Instruction: From the entries below, gather every line containing the string "everyday".

Given records:
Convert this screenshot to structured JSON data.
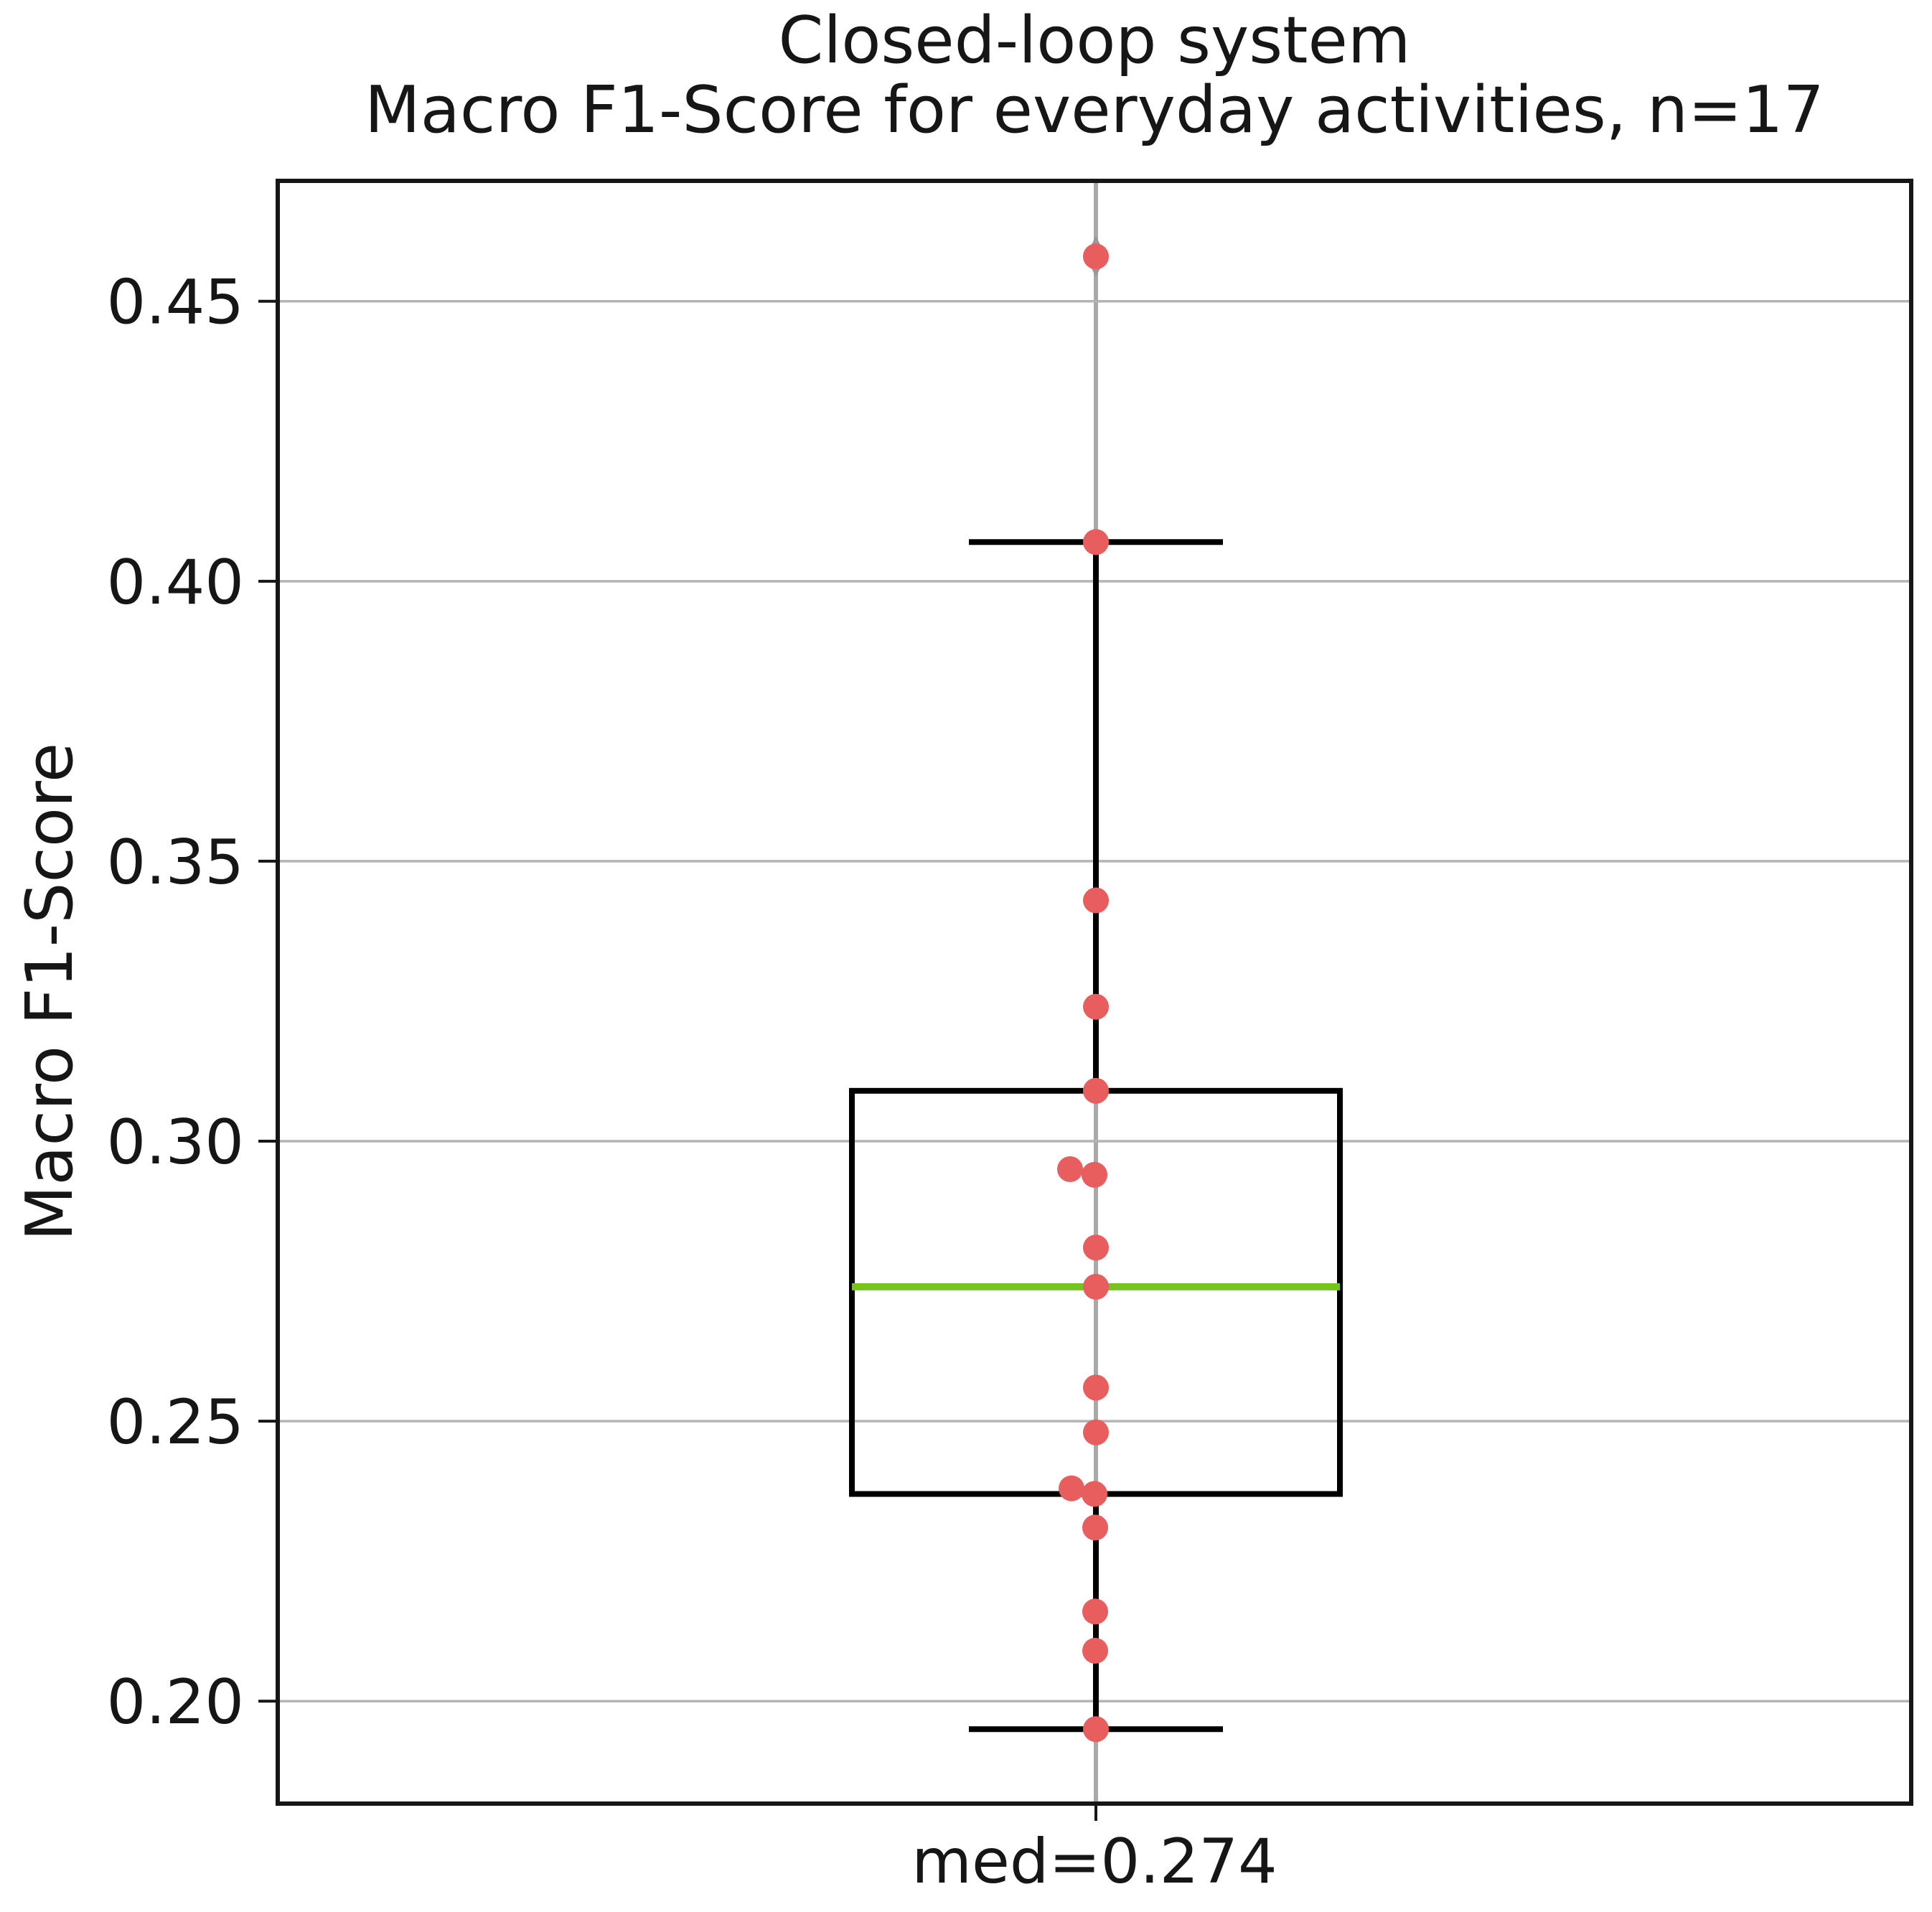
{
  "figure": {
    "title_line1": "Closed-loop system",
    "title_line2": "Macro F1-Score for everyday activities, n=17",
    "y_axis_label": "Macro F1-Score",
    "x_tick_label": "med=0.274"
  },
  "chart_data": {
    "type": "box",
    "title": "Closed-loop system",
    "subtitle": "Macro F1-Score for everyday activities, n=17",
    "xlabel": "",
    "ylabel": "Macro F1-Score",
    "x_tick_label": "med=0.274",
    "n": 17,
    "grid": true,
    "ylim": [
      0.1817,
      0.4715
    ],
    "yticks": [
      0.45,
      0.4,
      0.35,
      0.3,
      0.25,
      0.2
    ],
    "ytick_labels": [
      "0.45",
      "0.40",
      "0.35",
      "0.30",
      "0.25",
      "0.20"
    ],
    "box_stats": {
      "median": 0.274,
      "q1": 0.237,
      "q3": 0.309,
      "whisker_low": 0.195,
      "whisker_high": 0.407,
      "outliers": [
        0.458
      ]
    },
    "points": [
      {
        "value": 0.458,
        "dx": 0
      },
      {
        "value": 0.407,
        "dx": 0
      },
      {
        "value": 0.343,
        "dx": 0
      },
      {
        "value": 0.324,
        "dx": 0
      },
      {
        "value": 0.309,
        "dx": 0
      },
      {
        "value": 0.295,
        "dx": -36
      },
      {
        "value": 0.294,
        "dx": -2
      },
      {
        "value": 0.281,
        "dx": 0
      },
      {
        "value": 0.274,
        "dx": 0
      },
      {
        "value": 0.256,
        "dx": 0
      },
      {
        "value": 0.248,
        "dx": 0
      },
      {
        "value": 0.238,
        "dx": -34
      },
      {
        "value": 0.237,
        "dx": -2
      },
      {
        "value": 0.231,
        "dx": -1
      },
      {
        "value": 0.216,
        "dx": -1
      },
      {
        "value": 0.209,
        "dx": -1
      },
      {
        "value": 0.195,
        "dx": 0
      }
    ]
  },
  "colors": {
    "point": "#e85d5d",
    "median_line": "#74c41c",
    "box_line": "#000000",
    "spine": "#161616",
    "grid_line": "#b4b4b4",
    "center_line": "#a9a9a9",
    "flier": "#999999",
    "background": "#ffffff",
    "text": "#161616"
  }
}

Finished exercise:
    "title_line2": "Macro F1-Score for everyday activities, n=17",
    "subtitle": "Macro F1-Score for everyday activities, n=17",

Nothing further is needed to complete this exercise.